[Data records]
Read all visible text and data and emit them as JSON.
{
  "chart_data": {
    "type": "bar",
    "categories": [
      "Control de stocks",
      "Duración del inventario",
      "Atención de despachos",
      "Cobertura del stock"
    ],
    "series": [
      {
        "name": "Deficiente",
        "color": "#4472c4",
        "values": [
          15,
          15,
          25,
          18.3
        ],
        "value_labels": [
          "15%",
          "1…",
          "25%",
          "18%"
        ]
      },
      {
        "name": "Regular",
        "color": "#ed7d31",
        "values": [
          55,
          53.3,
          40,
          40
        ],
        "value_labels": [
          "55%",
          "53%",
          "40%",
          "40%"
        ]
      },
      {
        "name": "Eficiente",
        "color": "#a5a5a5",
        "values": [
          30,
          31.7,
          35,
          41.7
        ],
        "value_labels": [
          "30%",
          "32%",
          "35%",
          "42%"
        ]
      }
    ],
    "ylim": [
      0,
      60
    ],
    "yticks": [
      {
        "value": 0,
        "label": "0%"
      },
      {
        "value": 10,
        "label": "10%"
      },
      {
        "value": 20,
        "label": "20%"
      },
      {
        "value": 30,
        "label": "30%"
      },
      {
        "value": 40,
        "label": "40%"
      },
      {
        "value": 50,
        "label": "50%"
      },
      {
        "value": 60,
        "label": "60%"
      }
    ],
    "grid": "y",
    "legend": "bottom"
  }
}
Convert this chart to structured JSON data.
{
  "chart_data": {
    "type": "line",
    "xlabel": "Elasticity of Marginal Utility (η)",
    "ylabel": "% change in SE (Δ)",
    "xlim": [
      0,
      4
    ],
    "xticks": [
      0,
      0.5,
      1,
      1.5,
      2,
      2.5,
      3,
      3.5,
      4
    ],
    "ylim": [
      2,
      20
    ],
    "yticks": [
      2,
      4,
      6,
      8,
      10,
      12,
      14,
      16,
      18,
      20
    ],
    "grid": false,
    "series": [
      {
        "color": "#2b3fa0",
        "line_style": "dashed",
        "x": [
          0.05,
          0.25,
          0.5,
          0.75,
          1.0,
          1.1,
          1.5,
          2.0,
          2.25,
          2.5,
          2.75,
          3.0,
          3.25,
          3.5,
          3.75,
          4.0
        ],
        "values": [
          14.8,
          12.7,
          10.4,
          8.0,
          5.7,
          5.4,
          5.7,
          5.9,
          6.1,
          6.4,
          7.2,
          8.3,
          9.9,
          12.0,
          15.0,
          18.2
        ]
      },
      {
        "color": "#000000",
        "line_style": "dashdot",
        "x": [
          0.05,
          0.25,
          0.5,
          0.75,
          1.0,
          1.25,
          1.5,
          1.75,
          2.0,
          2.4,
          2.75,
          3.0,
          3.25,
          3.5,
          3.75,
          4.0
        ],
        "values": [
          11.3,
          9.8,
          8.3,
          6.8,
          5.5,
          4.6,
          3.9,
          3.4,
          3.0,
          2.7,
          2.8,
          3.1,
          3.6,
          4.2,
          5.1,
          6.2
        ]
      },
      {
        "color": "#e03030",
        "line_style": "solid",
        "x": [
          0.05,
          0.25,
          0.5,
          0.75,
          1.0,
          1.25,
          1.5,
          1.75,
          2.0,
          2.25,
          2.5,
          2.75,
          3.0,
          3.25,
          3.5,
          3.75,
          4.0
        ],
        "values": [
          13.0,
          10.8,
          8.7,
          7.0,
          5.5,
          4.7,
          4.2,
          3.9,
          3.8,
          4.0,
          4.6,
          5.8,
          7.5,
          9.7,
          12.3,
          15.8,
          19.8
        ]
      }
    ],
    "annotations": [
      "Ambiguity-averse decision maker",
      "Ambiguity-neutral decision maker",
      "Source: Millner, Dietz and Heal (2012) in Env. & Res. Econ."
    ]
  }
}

▸ WHAT IS ASKED: Repeat each entry word for word.

▸ ANSWER TO THE TASK:
Read all visible text and data and emit them as JSON.
{
  "chart_data": {
    "type": "bar",
    "categories": [
      "Control de stocks",
      "Duración del inventario",
      "Atención de despachos",
      "Cobertura del stock"
    ],
    "series": [
      {
        "name": "Deficiente",
        "color": "#4472c4",
        "values": [
          15,
          15,
          25,
          18.3
        ],
        "value_labels": [
          "15%",
          "1…",
          "25%",
          "18%"
        ]
      },
      {
        "name": "Regular",
        "color": "#ed7d31",
        "values": [
          55,
          53.3,
          40,
          40
        ],
        "value_labels": [
          "55%",
          "53%",
          "40%",
          "40%"
        ]
      },
      {
        "name": "Eficiente",
        "color": "#a5a5a5",
        "values": [
          30,
          31.7,
          35,
          41.7
        ],
        "value_labels": [
          "30%",
          "32%",
          "35%",
          "42%"
        ]
      }
    ],
    "ylim": [
      0,
      60
    ],
    "yticks": [
      {
        "value": 0,
        "label": "0%"
      },
      {
        "value": 10,
        "label": "10%"
      },
      {
        "value": 20,
        "label": "20%"
      },
      {
        "value": 30,
        "label": "30%"
      },
      {
        "value": 40,
        "label": "40%"
      },
      {
        "value": 50,
        "label": "50%"
      },
      {
        "value": 60,
        "label": "60%"
      }
    ],
    "grid": "y",
    "legend": "bottom"
  }
}
Convert this chart to structured JSON data.
{
  "chart_data": {
    "type": "line",
    "xlabel": "Elasticity of Marginal Utility (η)",
    "ylabel": "% change in SE (Δ)",
    "xlim": [
      0,
      4
    ],
    "xticks": [
      0,
      0.5,
      1,
      1.5,
      2,
      2.5,
      3,
      3.5,
      4
    ],
    "ylim": [
      2,
      20
    ],
    "yticks": [
      2,
      4,
      6,
      8,
      10,
      12,
      14,
      16,
      18,
      20
    ],
    "grid": false,
    "series": [
      {
        "color": "#2b3fa0",
        "line_style": "dashed",
        "x": [
          0.05,
          0.25,
          0.5,
          0.75,
          1.0,
          1.1,
          1.5,
          2.0,
          2.25,
          2.5,
          2.75,
          3.0,
          3.25,
          3.5,
          3.75,
          4.0
        ],
        "values": [
          14.8,
          12.7,
          10.4,
          8.0,
          5.7,
          5.4,
          5.7,
          5.9,
          6.1,
          6.4,
          7.2,
          8.3,
          9.9,
          12.0,
          15.0,
          18.2
        ]
      },
      {
        "color": "#000000",
        "line_style": "dashdot",
        "x": [
          0.05,
          0.25,
          0.5,
          0.75,
          1.0,
          1.25,
          1.5,
          1.75,
          2.0,
          2.4,
          2.75,
          3.0,
          3.25,
          3.5,
          3.75,
          4.0
        ],
        "values": [
          11.3,
          9.8,
          8.3,
          6.8,
          5.5,
          4.6,
          3.9,
          3.4,
          3.0,
          2.7,
          2.8,
          3.1,
          3.6,
          4.2,
          5.1,
          6.2
        ]
      },
      {
        "color": "#e03030",
        "line_style": "solid",
        "x": [
          0.05,
          0.25,
          0.5,
          0.75,
          1.0,
          1.25,
          1.5,
          1.75,
          2.0,
          2.25,
          2.5,
          2.75,
          3.0,
          3.25,
          3.5,
          3.75,
          4.0
        ],
        "values": [
          13.0,
          10.8,
          8.7,
          7.0,
          5.5,
          4.7,
          4.2,
          3.9,
          3.8,
          4.0,
          4.6,
          5.8,
          7.5,
          9.7,
          12.3,
          15.8,
          19.8
        ]
      }
    ],
    "annotations": [
      "Ambiguity-averse decision maker",
      "Ambiguity-neutral decision maker",
      "Source: Millner, Dietz and Heal (2012) in Env. & Res. Econ."
    ]
  }
}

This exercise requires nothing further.